■ **Exercise objective**: Pull out each line of the data that includes the word "this".

(Saved data entries)
▼

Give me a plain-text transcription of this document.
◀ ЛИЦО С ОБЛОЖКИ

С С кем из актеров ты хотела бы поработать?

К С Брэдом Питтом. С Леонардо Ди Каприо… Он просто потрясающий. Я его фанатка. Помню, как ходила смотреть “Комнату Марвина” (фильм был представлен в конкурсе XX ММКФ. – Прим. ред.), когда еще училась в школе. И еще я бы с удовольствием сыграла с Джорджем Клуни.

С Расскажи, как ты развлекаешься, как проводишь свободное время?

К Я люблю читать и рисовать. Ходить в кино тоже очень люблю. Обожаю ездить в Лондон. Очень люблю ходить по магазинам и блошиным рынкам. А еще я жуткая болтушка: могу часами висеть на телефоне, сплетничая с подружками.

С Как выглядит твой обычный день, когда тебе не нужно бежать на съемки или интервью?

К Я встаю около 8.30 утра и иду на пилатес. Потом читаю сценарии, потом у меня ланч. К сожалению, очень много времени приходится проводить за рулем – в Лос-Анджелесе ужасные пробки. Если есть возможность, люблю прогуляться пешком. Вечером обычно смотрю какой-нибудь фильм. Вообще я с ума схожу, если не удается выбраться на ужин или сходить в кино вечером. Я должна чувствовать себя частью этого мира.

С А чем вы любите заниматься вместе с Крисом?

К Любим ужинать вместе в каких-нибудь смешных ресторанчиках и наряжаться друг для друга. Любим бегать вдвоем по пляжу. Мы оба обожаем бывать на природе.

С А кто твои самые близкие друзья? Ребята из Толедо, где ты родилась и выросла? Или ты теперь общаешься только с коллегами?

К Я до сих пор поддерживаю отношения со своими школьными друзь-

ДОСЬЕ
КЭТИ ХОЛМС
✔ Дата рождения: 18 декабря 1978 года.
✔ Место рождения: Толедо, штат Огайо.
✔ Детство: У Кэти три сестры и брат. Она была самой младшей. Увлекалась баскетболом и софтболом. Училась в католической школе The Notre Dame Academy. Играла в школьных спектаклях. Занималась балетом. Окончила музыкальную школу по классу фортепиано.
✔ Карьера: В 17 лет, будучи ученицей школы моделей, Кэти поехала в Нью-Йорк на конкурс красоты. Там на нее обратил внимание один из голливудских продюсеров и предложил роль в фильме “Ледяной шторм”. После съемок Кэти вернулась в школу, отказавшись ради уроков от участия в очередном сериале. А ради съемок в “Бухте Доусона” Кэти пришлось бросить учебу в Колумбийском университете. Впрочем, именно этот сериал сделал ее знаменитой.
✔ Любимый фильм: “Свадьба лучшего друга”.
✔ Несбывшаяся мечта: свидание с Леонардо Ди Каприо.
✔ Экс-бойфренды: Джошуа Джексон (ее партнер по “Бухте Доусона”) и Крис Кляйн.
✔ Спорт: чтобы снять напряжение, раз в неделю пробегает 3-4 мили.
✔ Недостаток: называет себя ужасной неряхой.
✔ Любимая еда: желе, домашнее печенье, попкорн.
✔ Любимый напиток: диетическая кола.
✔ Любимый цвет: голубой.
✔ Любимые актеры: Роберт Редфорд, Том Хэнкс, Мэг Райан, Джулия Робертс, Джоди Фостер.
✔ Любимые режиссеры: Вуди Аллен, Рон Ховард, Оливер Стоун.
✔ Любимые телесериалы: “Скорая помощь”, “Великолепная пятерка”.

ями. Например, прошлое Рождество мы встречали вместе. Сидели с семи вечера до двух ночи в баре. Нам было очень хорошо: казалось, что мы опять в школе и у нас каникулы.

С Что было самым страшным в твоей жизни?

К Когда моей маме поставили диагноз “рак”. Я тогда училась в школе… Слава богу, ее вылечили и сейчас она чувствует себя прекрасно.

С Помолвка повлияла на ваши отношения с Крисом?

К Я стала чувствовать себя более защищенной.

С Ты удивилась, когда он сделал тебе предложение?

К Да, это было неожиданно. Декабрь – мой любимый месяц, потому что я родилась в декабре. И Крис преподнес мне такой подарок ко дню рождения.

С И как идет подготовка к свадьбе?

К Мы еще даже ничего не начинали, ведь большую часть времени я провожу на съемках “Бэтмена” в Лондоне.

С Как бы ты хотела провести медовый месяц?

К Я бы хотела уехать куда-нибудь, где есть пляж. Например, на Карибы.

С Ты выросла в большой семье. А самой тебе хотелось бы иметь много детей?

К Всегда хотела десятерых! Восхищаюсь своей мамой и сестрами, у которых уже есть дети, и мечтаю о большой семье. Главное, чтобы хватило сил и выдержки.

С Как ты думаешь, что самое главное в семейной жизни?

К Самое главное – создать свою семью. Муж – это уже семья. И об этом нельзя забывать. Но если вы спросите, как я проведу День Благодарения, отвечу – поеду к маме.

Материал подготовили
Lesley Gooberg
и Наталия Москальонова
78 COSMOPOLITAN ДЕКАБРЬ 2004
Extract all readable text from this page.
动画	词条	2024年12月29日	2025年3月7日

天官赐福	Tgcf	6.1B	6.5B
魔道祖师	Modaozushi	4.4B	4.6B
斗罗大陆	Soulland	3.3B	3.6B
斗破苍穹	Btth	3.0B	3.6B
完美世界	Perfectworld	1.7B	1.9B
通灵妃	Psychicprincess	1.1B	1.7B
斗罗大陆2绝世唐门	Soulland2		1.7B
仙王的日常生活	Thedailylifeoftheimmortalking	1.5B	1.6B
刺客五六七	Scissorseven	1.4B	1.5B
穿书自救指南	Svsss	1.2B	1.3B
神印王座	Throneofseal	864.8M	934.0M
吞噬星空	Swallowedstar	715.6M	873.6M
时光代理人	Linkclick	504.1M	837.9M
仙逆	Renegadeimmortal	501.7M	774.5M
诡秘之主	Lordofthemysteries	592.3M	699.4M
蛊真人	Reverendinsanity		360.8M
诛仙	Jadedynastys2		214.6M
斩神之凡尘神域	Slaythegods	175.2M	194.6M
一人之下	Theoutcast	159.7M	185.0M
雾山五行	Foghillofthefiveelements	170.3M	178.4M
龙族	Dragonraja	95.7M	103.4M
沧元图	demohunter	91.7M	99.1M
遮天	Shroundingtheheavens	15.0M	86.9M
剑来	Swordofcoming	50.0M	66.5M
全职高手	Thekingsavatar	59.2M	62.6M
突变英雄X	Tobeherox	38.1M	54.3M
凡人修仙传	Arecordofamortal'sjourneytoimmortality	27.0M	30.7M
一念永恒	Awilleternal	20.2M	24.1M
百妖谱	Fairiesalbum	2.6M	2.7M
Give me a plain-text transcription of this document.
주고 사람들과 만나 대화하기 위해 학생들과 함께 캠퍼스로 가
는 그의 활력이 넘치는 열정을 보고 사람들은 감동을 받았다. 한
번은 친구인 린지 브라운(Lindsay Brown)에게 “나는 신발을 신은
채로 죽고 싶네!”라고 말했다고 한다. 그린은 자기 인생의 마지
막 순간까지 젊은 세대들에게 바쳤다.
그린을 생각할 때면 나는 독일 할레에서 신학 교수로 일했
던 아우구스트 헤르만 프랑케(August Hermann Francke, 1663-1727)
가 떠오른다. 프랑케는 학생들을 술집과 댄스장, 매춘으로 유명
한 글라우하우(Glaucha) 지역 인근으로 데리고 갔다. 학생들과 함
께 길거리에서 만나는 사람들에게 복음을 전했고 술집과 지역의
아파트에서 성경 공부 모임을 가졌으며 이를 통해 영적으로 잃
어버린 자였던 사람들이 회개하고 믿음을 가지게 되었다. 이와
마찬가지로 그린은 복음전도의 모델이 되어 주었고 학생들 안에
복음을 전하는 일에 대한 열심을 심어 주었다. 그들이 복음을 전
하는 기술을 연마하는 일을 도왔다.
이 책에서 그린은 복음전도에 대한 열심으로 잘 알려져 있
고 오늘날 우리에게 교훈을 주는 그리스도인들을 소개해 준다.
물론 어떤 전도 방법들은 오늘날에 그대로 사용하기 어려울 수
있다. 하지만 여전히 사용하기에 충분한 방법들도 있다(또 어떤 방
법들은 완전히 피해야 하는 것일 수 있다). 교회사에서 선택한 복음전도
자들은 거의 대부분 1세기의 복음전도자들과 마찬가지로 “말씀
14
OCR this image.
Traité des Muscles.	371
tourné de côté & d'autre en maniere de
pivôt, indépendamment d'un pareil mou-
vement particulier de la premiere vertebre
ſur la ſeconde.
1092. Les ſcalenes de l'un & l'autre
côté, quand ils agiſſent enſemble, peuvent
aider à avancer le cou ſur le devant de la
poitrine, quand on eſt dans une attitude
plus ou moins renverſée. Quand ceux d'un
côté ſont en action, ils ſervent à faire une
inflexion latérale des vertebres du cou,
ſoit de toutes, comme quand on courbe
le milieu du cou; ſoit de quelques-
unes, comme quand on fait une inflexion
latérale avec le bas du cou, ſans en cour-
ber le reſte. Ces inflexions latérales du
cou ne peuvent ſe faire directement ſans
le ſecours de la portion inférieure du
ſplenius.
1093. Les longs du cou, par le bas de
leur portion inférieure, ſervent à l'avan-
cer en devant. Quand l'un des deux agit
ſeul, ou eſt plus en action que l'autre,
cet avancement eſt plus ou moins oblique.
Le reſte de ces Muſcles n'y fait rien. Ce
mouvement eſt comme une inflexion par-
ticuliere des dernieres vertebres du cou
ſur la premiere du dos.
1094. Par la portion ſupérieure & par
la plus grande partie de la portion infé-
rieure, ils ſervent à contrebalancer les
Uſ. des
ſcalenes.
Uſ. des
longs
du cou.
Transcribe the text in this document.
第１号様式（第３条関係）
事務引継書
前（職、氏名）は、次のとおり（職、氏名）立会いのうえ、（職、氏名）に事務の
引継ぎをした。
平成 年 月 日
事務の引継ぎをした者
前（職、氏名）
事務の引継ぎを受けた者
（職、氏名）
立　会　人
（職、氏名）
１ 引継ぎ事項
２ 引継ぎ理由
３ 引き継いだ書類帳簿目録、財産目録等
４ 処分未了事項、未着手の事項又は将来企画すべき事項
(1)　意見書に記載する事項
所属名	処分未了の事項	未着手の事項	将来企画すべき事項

▲

■ **Answer to the exercise**:
Give me a plain-text transcription of this document.
Extract all readable text from this page.
Give me a plain-text transcription of this document.
OCR this image.
Transcribe the text in this document.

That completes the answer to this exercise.